(Entries taken from a collection)
•••••
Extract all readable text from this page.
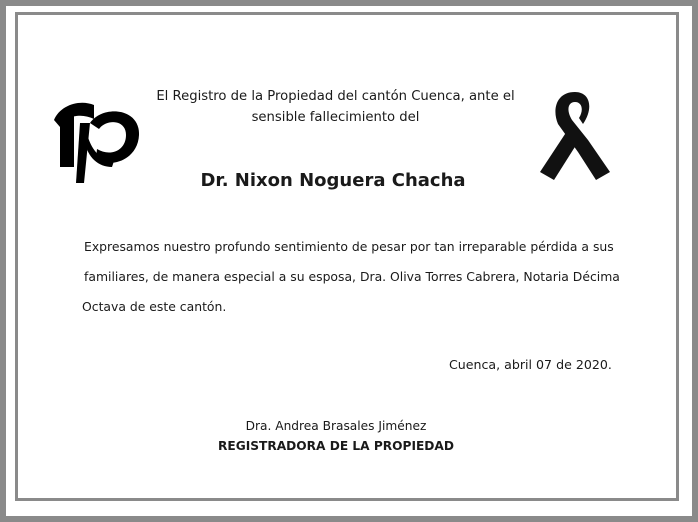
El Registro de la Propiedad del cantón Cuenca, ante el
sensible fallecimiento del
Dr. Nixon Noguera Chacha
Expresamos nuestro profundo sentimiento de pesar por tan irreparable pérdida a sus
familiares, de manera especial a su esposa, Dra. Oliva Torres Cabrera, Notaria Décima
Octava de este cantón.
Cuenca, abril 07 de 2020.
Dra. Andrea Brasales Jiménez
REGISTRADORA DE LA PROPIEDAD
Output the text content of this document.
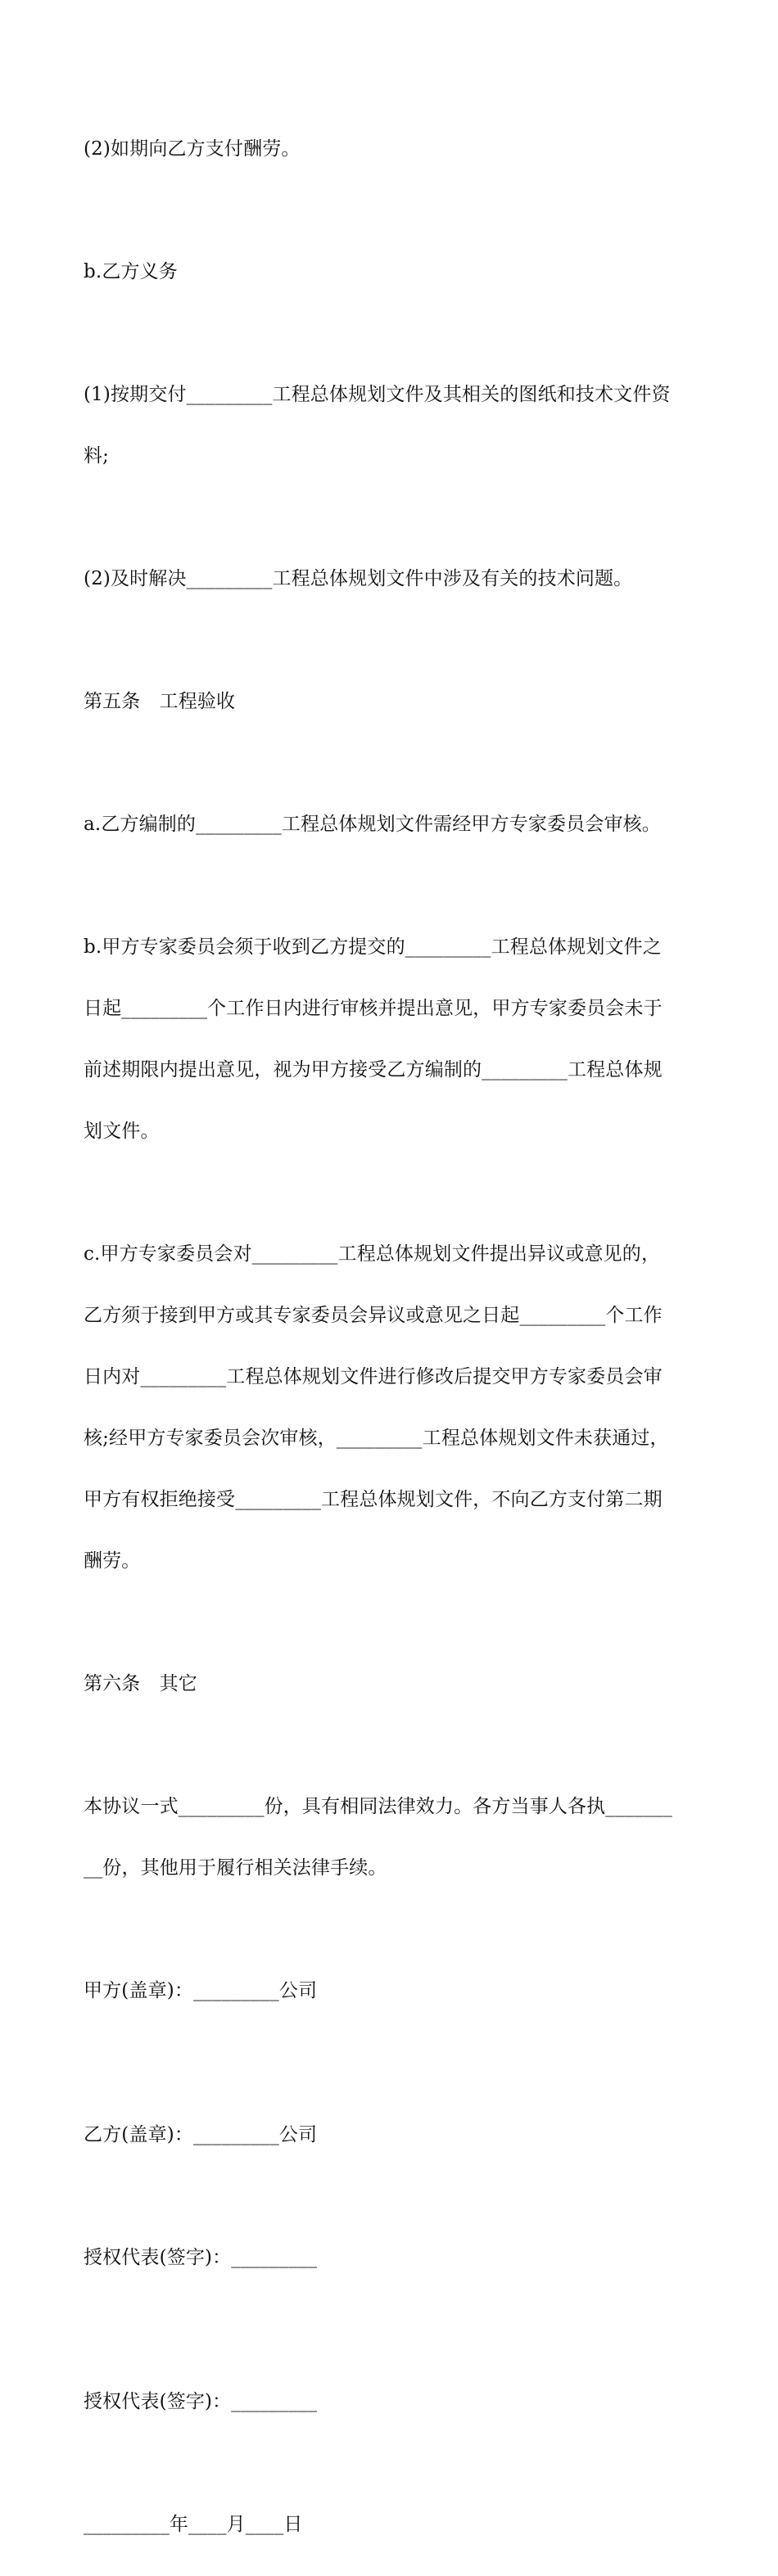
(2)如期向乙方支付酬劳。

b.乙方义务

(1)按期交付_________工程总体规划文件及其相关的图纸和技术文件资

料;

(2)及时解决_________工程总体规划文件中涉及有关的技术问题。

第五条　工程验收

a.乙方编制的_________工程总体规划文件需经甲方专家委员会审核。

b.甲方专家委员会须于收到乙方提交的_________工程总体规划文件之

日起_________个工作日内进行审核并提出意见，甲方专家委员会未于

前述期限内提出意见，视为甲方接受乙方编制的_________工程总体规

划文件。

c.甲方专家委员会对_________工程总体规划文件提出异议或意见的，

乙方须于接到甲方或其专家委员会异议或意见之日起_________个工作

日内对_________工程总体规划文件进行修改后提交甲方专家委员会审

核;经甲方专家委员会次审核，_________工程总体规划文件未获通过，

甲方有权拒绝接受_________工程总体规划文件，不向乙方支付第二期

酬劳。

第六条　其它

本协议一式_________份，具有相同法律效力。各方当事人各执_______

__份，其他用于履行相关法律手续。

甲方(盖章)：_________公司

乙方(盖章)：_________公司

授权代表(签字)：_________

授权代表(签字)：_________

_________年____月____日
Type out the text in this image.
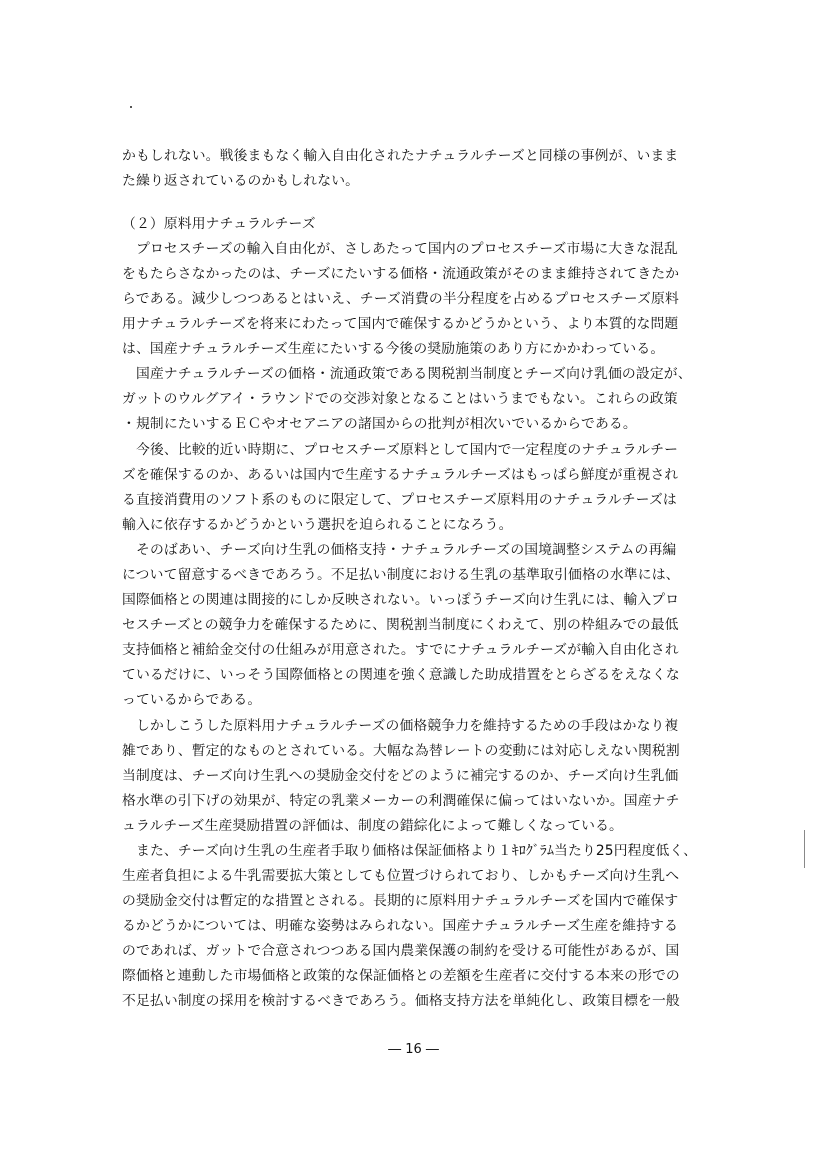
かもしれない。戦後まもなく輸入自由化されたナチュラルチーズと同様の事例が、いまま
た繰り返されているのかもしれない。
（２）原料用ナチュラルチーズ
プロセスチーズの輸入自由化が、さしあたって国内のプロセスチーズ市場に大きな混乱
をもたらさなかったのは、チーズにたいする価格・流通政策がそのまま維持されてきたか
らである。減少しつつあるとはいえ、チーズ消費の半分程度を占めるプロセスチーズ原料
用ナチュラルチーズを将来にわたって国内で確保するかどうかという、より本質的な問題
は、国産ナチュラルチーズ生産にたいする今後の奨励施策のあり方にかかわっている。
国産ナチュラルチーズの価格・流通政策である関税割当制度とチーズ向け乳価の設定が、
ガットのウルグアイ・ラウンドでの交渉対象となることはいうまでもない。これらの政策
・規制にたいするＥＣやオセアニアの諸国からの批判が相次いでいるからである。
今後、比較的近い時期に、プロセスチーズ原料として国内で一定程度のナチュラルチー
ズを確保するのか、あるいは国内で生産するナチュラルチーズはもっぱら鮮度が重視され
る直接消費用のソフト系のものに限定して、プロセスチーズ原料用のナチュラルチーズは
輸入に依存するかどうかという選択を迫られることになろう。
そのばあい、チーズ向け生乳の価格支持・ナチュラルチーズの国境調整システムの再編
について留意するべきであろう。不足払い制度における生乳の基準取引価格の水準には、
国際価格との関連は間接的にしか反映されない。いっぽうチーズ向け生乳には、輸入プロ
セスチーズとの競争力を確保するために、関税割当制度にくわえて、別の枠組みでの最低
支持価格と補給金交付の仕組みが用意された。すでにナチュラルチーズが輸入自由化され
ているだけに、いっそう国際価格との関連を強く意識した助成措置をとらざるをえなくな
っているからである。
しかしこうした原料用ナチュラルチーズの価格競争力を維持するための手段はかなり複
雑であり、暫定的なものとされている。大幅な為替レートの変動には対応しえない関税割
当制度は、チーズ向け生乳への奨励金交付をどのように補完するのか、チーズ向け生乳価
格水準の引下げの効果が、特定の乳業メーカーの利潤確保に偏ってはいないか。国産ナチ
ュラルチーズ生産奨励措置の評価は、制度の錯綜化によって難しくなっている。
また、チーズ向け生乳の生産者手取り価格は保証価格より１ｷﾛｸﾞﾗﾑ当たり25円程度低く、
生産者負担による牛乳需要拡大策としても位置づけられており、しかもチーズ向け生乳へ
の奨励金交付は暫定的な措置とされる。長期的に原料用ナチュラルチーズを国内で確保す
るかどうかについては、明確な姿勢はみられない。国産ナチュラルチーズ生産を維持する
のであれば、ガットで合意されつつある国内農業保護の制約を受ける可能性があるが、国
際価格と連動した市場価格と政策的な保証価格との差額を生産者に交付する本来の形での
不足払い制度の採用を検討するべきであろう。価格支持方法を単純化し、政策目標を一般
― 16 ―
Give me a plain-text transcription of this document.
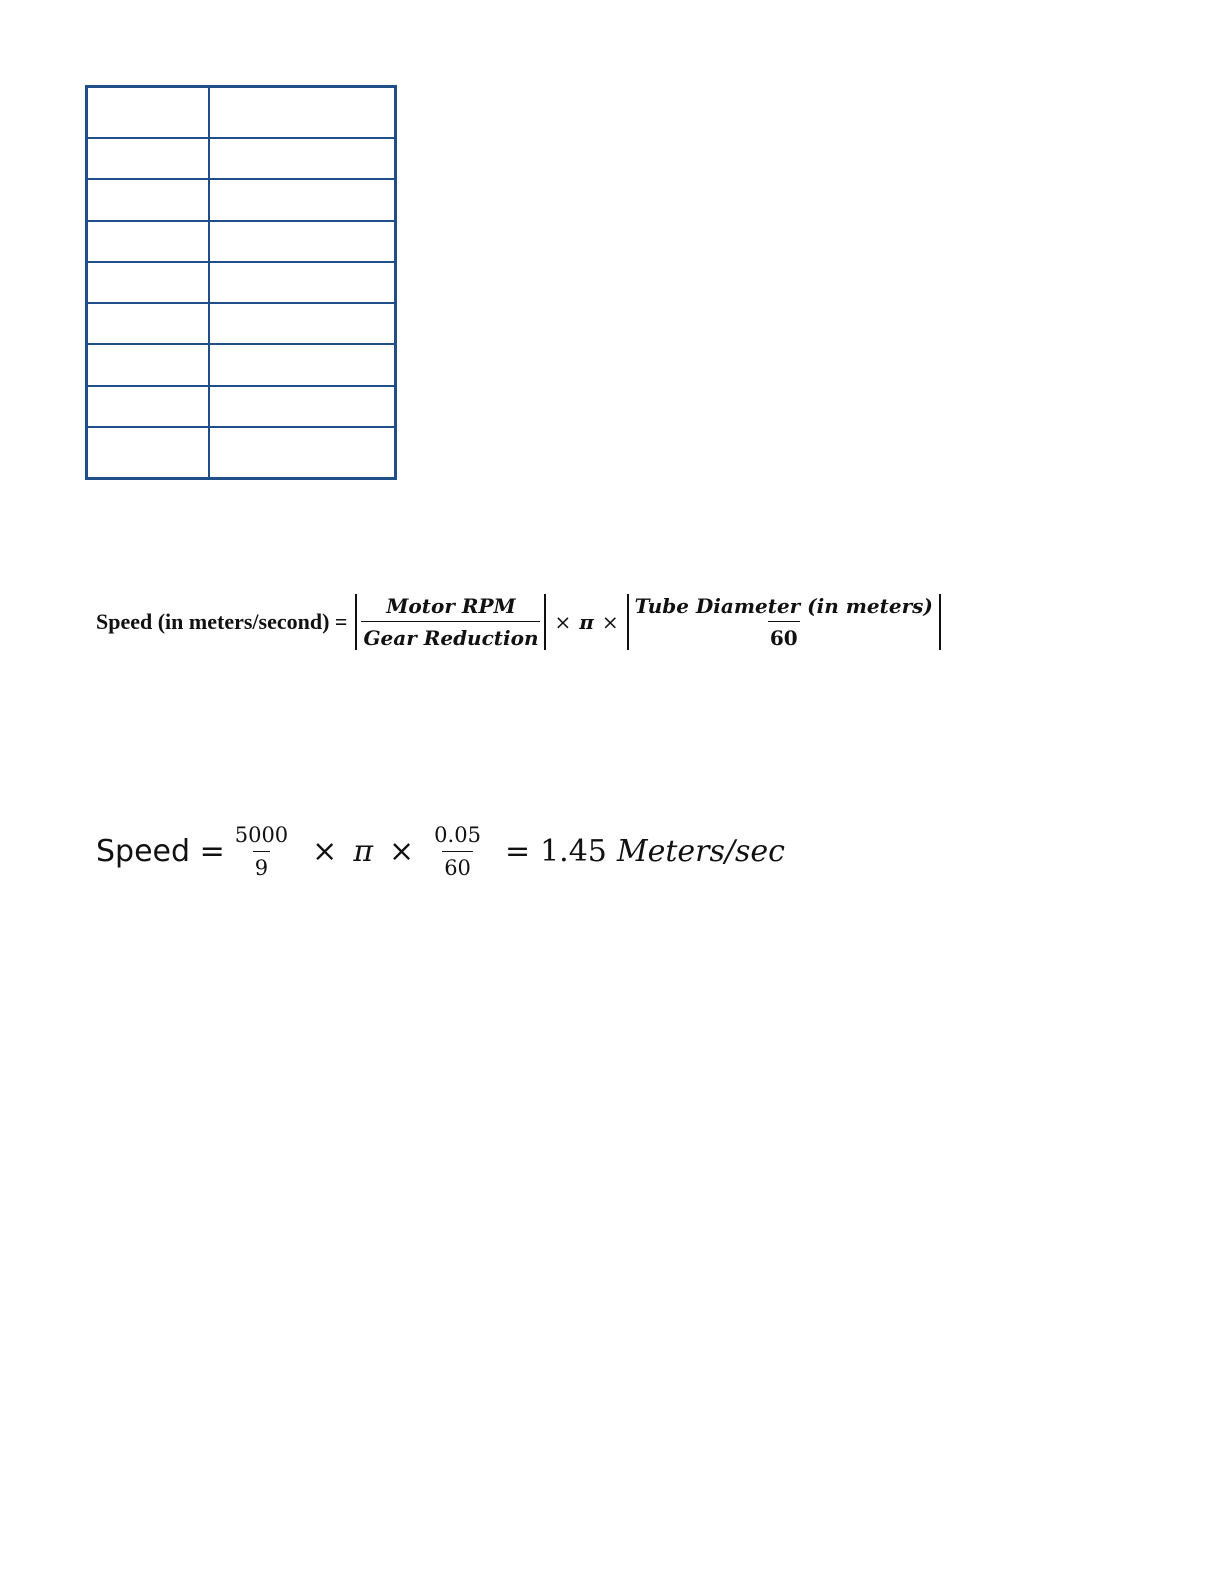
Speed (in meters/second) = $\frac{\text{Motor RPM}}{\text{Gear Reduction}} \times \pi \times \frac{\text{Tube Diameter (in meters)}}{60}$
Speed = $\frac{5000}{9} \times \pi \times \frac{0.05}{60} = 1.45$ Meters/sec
•••••
* **Exercise brief**
The records above are to be reproduced exactly; the pictures are to be left out.

* **Expected answer**
Extract all readable text from this page.
El Registro de la Propiedad del cantón Cuenca, ante el
sensible fallecimiento del
Dr. Nixon Noguera Chacha
Expresamos nuestro profundo sentimiento de pesar por tan irreparable pérdida a sus
familiares, de manera especial a su esposa, Dra. Oliva Torres Cabrera, Notaria Décima
Octava de este cantón.
Cuenca, abril 07 de 2020.
Dra. Andrea Brasales Jiménez
REGISTRADORA DE LA PROPIEDAD
Output the text content of this document.
(2)如期向乙方支付酬劳。

b.乙方义务

(1)按期交付_________工程总体规划文件及其相关的图纸和技术文件资

料;

(2)及时解决_________工程总体规划文件中涉及有关的技术问题。

第五条　工程验收

a.乙方编制的_________工程总体规划文件需经甲方专家委员会审核。

b.甲方专家委员会须于收到乙方提交的_________工程总体规划文件之

日起_________个工作日内进行审核并提出意见，甲方专家委员会未于

前述期限内提出意见，视为甲方接受乙方编制的_________工程总体规

划文件。

c.甲方专家委员会对_________工程总体规划文件提出异议或意见的，

乙方须于接到甲方或其专家委员会异议或意见之日起_________个工作

日内对_________工程总体规划文件进行修改后提交甲方专家委员会审

核;经甲方专家委员会次审核，_________工程总体规划文件未获通过，

甲方有权拒绝接受_________工程总体规划文件，不向乙方支付第二期

酬劳。

第六条　其它

本协议一式_________份，具有相同法律效力。各方当事人各执_______

__份，其他用于履行相关法律手续。

甲方(盖章)：_________公司

乙方(盖章)：_________公司

授权代表(签字)：_________

授权代表(签字)：_________

_________年____月____日
Type out the text in this image.
かもしれない。戦後まもなく輸入自由化されたナチュラルチーズと同様の事例が、いまま
た繰り返されているのかもしれない。
（２）原料用ナチュラルチーズ
プロセスチーズの輸入自由化が、さしあたって国内のプロセスチーズ市場に大きな混乱
をもたらさなかったのは、チーズにたいする価格・流通政策がそのまま維持されてきたか
らである。減少しつつあるとはいえ、チーズ消費の半分程度を占めるプロセスチーズ原料
用ナチュラルチーズを将来にわたって国内で確保するかどうかという、より本質的な問題
は、国産ナチュラルチーズ生産にたいする今後の奨励施策のあり方にかかわっている。
国産ナチュラルチーズの価格・流通政策である関税割当制度とチーズ向け乳価の設定が、
ガットのウルグアイ・ラウンドでの交渉対象となることはいうまでもない。これらの政策
・規制にたいするＥＣやオセアニアの諸国からの批判が相次いでいるからである。
今後、比較的近い時期に、プロセスチーズ原料として国内で一定程度のナチュラルチー
ズを確保するのか、あるいは国内で生産するナチュラルチーズはもっぱら鮮度が重視され
る直接消費用のソフト系のものに限定して、プロセスチーズ原料用のナチュラルチーズは
輸入に依存するかどうかという選択を迫られることになろう。
そのばあい、チーズ向け生乳の価格支持・ナチュラルチーズの国境調整システムの再編
について留意するべきであろう。不足払い制度における生乳の基準取引価格の水準には、
国際価格との関連は間接的にしか反映されない。いっぽうチーズ向け生乳には、輸入プロ
セスチーズとの競争力を確保するために、関税割当制度にくわえて、別の枠組みでの最低
支持価格と補給金交付の仕組みが用意された。すでにナチュラルチーズが輸入自由化され
ているだけに、いっそう国際価格との関連を強く意識した助成措置をとらざるをえなくな
っているからである。
しかしこうした原料用ナチュラルチーズの価格競争力を維持するための手段はかなり複
雑であり、暫定的なものとされている。大幅な為替レートの変動には対応しえない関税割
当制度は、チーズ向け生乳への奨励金交付をどのように補完するのか、チーズ向け生乳価
格水準の引下げの効果が、特定の乳業メーカーの利潤確保に偏ってはいないか。国産ナチ
ュラルチーズ生産奨励措置の評価は、制度の錯綜化によって難しくなっている。
また、チーズ向け生乳の生産者手取り価格は保証価格より１ｷﾛｸﾞﾗﾑ当たり25円程度低く、
生産者負担による牛乳需要拡大策としても位置づけられており、しかもチーズ向け生乳へ
の奨励金交付は暫定的な措置とされる。長期的に原料用ナチュラルチーズを国内で確保す
るかどうかについては、明確な姿勢はみられない。国産ナチュラルチーズ生産を維持する
のであれば、ガットで合意されつつある国内農業保護の制約を受ける可能性があるが、国
際価格と連動した市場価格と政策的な保証価格との差額を生産者に交付する本来の形での
不足払い制度の採用を検討するべきであろう。価格支持方法を単純化し、政策目標を一般
― 16 ―
Give me a plain-text transcription of this document.
Speed (in meters/second) = $\frac{\text{Motor RPM}}{\text{Gear Reduction}} \times \pi \times \frac{\text{Tube Diameter (in meters)}}{60}$
Speed = $\frac{5000}{9} \times \pi \times \frac{0.05}{60} = 1.45$ Meters/sec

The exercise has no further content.